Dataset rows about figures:
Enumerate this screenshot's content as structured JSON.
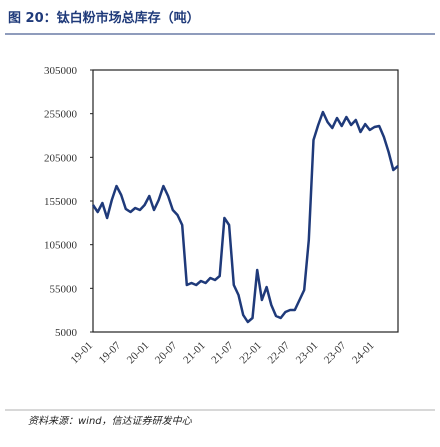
{
  "chart_data": {
    "type": "line",
    "title": "图 20：钛白粉市场总库存（吨）",
    "source": "资料来源：wind，信达证券研发中心",
    "categories": [
      "19-01",
      null,
      null,
      null,
      null,
      null,
      "19-07",
      null,
      null,
      null,
      null,
      null,
      "20-01",
      null,
      null,
      null,
      null,
      null,
      "20-07",
      null,
      null,
      null,
      null,
      null,
      "21-01",
      null,
      null,
      null,
      null,
      null,
      "21-07",
      null,
      null,
      null,
      null,
      null,
      "22-01",
      null,
      null,
      null,
      null,
      null,
      "22-07",
      null,
      null,
      null,
      null,
      null,
      "23-01",
      null,
      null,
      null,
      null,
      null,
      "23-07",
      null,
      null,
      null,
      null,
      null,
      "24-01",
      null,
      null,
      null,
      null,
      null
    ],
    "series": [
      {
        "name": "钛白粉市场总库存",
        "color": "#1f3a7a",
        "values": [
          150400,
          142400,
          152700,
          135500,
          156100,
          172200,
          161900,
          145800,
          142400,
          147000,
          144700,
          150400,
          160700,
          144700,
          156100,
          172200,
          160700,
          144700,
          139000,
          127500,
          58800,
          61100,
          58800,
          63400,
          61100,
          66800,
          64500,
          69100,
          135500,
          127500,
          58800,
          47400,
          24500,
          16500,
          21000,
          76000,
          41600,
          56500,
          35900,
          23300,
          21000,
          27900,
          30200,
          30200,
          41600,
          53100,
          110300,
          224800,
          242000,
          256900,
          245400,
          238600,
          250000,
          240900,
          251200,
          242000,
          247700,
          234000,
          243100,
          236300,
          239700,
          240900,
          228300,
          211100,
          190500,
          195100
        ]
      }
    ],
    "ylim": [
      5000,
      305000
    ],
    "yticks": [
      5000,
      55000,
      105000,
      155000,
      205000,
      255000,
      305000
    ]
  }
}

▸ **AIM**: All the lines above are to be given again exactly as they read, with the pictures removed.

▸ **THE COMPLETED TASK**:
Enumerate this screenshot's content as structured JSON.
{
  "chart_data": {
    "type": "line",
    "title": "图 20：钛白粉市场总库存（吨）",
    "source": "资料来源：wind，信达证券研发中心",
    "categories": [
      "19-01",
      null,
      null,
      null,
      null,
      null,
      "19-07",
      null,
      null,
      null,
      null,
      null,
      "20-01",
      null,
      null,
      null,
      null,
      null,
      "20-07",
      null,
      null,
      null,
      null,
      null,
      "21-01",
      null,
      null,
      null,
      null,
      null,
      "21-07",
      null,
      null,
      null,
      null,
      null,
      "22-01",
      null,
      null,
      null,
      null,
      null,
      "22-07",
      null,
      null,
      null,
      null,
      null,
      "23-01",
      null,
      null,
      null,
      null,
      null,
      "23-07",
      null,
      null,
      null,
      null,
      null,
      "24-01",
      null,
      null,
      null,
      null,
      null
    ],
    "series": [
      {
        "name": "钛白粉市场总库存",
        "color": "#1f3a7a",
        "values": [
          150400,
          142400,
          152700,
          135500,
          156100,
          172200,
          161900,
          145800,
          142400,
          147000,
          144700,
          150400,
          160700,
          144700,
          156100,
          172200,
          160700,
          144700,
          139000,
          127500,
          58800,
          61100,
          58800,
          63400,
          61100,
          66800,
          64500,
          69100,
          135500,
          127500,
          58800,
          47400,
          24500,
          16500,
          21000,
          76000,
          41600,
          56500,
          35900,
          23300,
          21000,
          27900,
          30200,
          30200,
          41600,
          53100,
          110300,
          224800,
          242000,
          256900,
          245400,
          238600,
          250000,
          240900,
          251200,
          242000,
          247700,
          234000,
          243100,
          236300,
          239700,
          240900,
          228300,
          211100,
          190500,
          195100
        ]
      }
    ],
    "ylim": [
      5000,
      305000
    ],
    "yticks": [
      5000,
      55000,
      105000,
      155000,
      205000,
      255000,
      305000
    ]
  }
}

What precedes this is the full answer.